[Extracted data entries]
^^^^^^^^

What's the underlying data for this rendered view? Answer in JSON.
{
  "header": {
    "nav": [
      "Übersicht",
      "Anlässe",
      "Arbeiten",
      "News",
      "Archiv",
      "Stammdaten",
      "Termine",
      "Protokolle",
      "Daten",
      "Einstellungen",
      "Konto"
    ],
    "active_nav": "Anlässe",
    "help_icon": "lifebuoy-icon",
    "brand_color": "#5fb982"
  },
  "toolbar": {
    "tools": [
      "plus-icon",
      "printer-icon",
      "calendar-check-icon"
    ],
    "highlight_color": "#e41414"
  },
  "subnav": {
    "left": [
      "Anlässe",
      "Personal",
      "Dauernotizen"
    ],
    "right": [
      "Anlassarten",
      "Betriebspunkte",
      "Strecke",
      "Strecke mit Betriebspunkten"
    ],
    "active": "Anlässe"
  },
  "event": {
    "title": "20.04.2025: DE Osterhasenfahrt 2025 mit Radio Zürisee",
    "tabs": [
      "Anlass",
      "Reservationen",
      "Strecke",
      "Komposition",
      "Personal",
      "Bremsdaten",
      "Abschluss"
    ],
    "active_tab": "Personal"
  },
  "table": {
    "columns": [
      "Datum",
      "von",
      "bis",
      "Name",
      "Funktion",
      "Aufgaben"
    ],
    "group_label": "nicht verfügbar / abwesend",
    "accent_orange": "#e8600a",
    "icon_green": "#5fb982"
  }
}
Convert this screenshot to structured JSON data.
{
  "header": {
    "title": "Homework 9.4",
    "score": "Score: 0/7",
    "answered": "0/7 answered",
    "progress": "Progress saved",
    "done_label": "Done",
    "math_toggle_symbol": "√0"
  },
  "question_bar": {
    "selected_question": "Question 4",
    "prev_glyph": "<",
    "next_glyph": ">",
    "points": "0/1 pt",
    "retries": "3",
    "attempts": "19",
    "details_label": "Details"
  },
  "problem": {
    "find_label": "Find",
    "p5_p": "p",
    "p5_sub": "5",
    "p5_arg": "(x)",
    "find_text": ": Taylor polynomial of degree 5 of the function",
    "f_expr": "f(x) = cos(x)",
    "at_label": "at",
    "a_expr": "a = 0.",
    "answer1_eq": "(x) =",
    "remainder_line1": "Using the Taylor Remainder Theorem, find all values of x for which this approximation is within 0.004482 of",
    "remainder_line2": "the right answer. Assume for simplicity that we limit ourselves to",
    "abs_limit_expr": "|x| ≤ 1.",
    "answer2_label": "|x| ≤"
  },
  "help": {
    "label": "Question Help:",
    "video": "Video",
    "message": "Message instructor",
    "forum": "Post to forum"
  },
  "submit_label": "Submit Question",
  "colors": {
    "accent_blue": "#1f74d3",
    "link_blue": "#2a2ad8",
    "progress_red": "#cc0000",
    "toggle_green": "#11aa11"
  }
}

^^^^^^^^

Given exercise ▸ Write the complete data out, exactly as above.

Solution to the exercise ▸
What's the underlying data for this rendered view? Answer in JSON.
{
  "header": {
    "nav": [
      "Übersicht",
      "Anlässe",
      "Arbeiten",
      "News",
      "Archiv",
      "Stammdaten",
      "Termine",
      "Protokolle",
      "Daten",
      "Einstellungen",
      "Konto"
    ],
    "active_nav": "Anlässe",
    "help_icon": "lifebuoy-icon",
    "brand_color": "#5fb982"
  },
  "toolbar": {
    "tools": [
      "plus-icon",
      "printer-icon",
      "calendar-check-icon"
    ],
    "highlight_color": "#e41414"
  },
  "subnav": {
    "left": [
      "Anlässe",
      "Personal",
      "Dauernotizen"
    ],
    "right": [
      "Anlassarten",
      "Betriebspunkte",
      "Strecke",
      "Strecke mit Betriebspunkten"
    ],
    "active": "Anlässe"
  },
  "event": {
    "title": "20.04.2025: DE Osterhasenfahrt 2025 mit Radio Zürisee",
    "tabs": [
      "Anlass",
      "Reservationen",
      "Strecke",
      "Komposition",
      "Personal",
      "Bremsdaten",
      "Abschluss"
    ],
    "active_tab": "Personal"
  },
  "table": {
    "columns": [
      "Datum",
      "von",
      "bis",
      "Name",
      "Funktion",
      "Aufgaben"
    ],
    "group_label": "nicht verfügbar / abwesend",
    "accent_orange": "#e8600a",
    "icon_green": "#5fb982"
  }
}
Convert this screenshot to structured JSON data.
{
  "header": {
    "title": "Homework 9.4",
    "score": "Score: 0/7",
    "answered": "0/7 answered",
    "progress": "Progress saved",
    "done_label": "Done",
    "math_toggle_symbol": "√0"
  },
  "question_bar": {
    "selected_question": "Question 4",
    "prev_glyph": "<",
    "next_glyph": ">",
    "points": "0/1 pt",
    "retries": "3",
    "attempts": "19",
    "details_label": "Details"
  },
  "problem": {
    "find_label": "Find",
    "p5_p": "p",
    "p5_sub": "5",
    "p5_arg": "(x)",
    "find_text": ": Taylor polynomial of degree 5 of the function",
    "f_expr": "f(x) = cos(x)",
    "at_label": "at",
    "a_expr": "a = 0.",
    "answer1_eq": "(x) =",
    "remainder_line1": "Using the Taylor Remainder Theorem, find all values of x for which this approximation is within 0.004482 of",
    "remainder_line2": "the right answer. Assume for simplicity that we limit ourselves to",
    "abs_limit_expr": "|x| ≤ 1.",
    "answer2_label": "|x| ≤"
  },
  "help": {
    "label": "Question Help:",
    "video": "Video",
    "message": "Message instructor",
    "forum": "Post to forum"
  },
  "submit_label": "Submit Question",
  "colors": {
    "accent_blue": "#1f74d3",
    "link_blue": "#2a2ad8",
    "progress_red": "#cc0000",
    "toggle_green": "#11aa11"
  }
}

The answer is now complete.